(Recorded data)
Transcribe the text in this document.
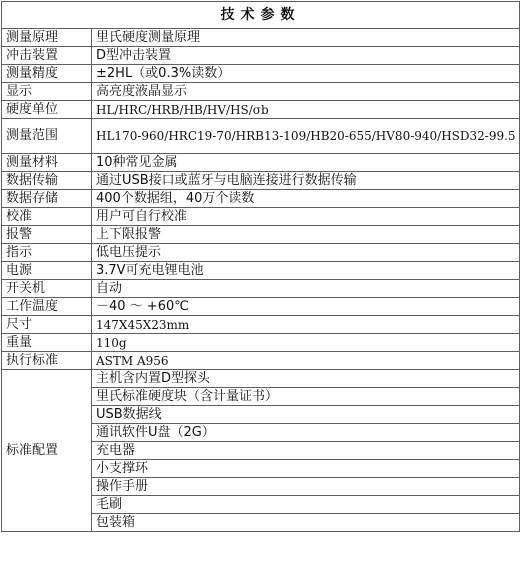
技术参数	
测量原理	里氏硬度测量原理
冲击装置	D型冲击装置
测量精度	±2HL（或0.3%读数）
显示	高亮度液晶显示
硬度单位	HL/HRC/HRB/HB/HV/HS/σb
测量范围	HL170-960/HRC19-70/HRB13-109/HB20-655/HV80-940/HSD32-99.5
测量材料	10种常见金属
数据传输	通过USB接口或蓝牙与电脑连接进行数据传输
数据存储	400个数据组，40万个读数
校准	用户可自行校准
报警	上下限报警
指示	低电压提示
电源	3.7V可充电锂电池
开关机	自动
工作温度	－40 ～ +60℃
尺寸	147X45X23mm
重量	110g
执行标准	ASTM A956
标准配置	主机含内置D型探头
	里氏标准硬度块（含计量证书）
	USB数据线
	通讯软件U盘（2G）
	充电器
	小支撑环
	操作手册
	毛刷
	包装箱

=== What this task involves ===
Quote the preceding records in their entirety, excluding every picture.

=== Response ===
Transcribe the text in this document.
技术参数	
测量原理	里氏硬度测量原理
冲击装置	D型冲击装置
测量精度	±2HL（或0.3%读数）
显示	高亮度液晶显示
硬度单位	HL/HRC/HRB/HB/HV/HS/σb
测量范围	HL170-960/HRC19-70/HRB13-109/HB20-655/HV80-940/HSD32-99.5
测量材料	10种常见金属
数据传输	通过USB接口或蓝牙与电脑连接进行数据传输
数据存储	400个数据组，40万个读数
校准	用户可自行校准
报警	上下限报警
指示	低电压提示
电源	3.7V可充电锂电池
开关机	自动
工作温度	－40 ～ +60℃
尺寸	147X45X23mm
重量	110g
执行标准	ASTM A956
标准配置	主机含内置D型探头
	里氏标准硬度块（含计量证书）
	USB数据线
	通讯软件U盘（2G）
	充电器
	小支撑环
	操作手册
	毛刷
	包装箱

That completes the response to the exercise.